**Task:**
Search the material for the word "every" and report each line where it turns up.

[Items from a data source]
-=-=-

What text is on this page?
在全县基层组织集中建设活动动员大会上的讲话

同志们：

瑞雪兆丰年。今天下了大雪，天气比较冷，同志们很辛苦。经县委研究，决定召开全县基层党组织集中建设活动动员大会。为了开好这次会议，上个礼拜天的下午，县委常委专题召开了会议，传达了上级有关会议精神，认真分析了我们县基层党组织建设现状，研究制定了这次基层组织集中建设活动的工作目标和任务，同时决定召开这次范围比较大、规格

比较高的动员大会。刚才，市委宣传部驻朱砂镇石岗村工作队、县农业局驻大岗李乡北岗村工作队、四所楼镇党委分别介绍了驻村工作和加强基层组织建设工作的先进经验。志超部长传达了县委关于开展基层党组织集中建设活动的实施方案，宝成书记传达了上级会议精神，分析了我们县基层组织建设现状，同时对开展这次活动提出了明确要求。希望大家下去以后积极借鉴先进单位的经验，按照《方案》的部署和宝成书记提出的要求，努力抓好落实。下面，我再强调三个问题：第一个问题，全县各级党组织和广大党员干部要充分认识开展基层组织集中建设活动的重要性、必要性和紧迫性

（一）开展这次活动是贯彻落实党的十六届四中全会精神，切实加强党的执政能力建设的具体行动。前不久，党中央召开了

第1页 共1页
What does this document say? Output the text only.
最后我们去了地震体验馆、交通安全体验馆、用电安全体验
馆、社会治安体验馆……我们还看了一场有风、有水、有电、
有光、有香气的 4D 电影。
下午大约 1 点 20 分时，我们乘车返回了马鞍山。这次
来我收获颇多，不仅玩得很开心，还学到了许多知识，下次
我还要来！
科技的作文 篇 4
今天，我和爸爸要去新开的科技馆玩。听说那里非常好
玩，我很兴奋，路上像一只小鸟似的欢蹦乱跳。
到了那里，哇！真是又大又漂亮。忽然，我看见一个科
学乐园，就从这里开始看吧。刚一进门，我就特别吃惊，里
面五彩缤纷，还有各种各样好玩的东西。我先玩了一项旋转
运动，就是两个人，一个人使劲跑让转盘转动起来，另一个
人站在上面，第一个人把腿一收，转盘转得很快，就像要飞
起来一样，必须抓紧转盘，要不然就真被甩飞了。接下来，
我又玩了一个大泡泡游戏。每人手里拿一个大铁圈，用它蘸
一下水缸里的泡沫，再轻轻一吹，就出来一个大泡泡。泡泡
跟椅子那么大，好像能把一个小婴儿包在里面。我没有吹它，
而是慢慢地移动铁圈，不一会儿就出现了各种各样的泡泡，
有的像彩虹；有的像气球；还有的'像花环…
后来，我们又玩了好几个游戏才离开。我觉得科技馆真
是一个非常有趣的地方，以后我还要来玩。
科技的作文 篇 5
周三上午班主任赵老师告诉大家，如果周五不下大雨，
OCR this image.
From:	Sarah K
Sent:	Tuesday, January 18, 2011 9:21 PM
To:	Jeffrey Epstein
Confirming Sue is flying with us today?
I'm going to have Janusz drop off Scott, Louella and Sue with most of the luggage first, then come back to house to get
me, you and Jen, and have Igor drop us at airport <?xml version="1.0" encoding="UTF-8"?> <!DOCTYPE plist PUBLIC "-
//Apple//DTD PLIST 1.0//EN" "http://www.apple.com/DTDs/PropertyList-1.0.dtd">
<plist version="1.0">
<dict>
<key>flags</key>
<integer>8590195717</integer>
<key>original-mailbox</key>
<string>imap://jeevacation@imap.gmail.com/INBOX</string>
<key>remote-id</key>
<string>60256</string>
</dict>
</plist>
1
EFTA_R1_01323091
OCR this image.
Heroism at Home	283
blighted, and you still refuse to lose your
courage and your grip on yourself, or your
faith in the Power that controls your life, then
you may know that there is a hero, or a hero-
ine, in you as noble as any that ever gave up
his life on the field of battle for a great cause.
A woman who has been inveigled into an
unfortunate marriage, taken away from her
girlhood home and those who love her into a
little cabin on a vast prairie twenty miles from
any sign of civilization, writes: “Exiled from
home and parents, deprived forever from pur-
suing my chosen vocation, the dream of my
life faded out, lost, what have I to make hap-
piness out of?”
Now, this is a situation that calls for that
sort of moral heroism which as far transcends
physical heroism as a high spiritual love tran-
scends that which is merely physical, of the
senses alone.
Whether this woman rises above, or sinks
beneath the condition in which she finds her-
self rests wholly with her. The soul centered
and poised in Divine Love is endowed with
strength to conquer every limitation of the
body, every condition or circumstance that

-=-=-

**Output below:**
strength to conquer every limitation of the
body, every condition or circumstance that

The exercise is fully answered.